-- START Given data --
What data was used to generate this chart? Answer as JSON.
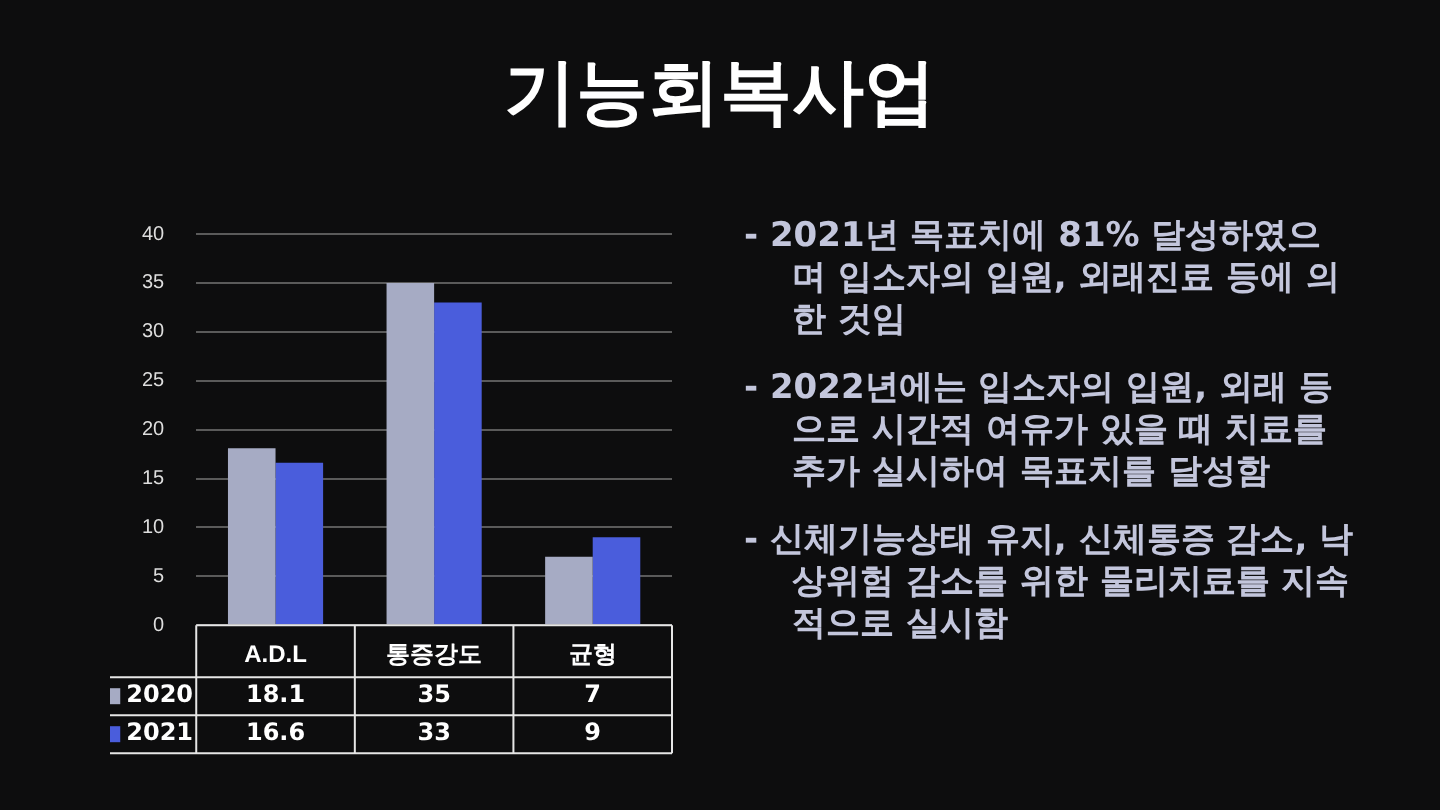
{
  "chart_data": {
    "type": "bar",
    "title": "기능회복사업",
    "categories": [
      "A.D.L",
      "통증강도",
      "균형"
    ],
    "series": [
      {
        "name": "2020",
        "color": "#a6abc4",
        "values": [
          18.1,
          35,
          7
        ]
      },
      {
        "name": "2021",
        "color": "#4a5ddc",
        "values": [
          16.6,
          33,
          9
        ]
      }
    ],
    "ylim": [
      0,
      40
    ],
    "yticks": [
      0,
      5,
      10,
      15,
      20,
      25,
      30,
      35,
      40
    ],
    "grid": "y",
    "data_labels": true,
    "legend": "bottom left",
    "annotations": [
      "- 2021년 목표치에 81% 달성하였으며  입소자의 입원, 외래진료 등에 의한 것임",
      "- 2022년에는 입소자의 입원, 외래 등으로 시간적 여유가 있을 때 치료를 추가 실시하여 목표치를 달성함",
      "- 신체기능상태 유지, 신체통증 감소, 낙상위험 감소를 위한 물리치료를 지속적으로 실시함"
    ]
  }
}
-- END Given data --
▸ Your goal: Find the word "입소자의" in the records and pull out each line that has it.

▸ Completed task:
      "- 2021년 목표치에 81% 달성하였으며  입소자의 입원, 외래진료 등에 의한 것임",
      "- 2022년에는 입소자의 입원, 외래 등으로 시간적 여유가 있을 때 치료를 추가 실시하여 목표치를 달성함",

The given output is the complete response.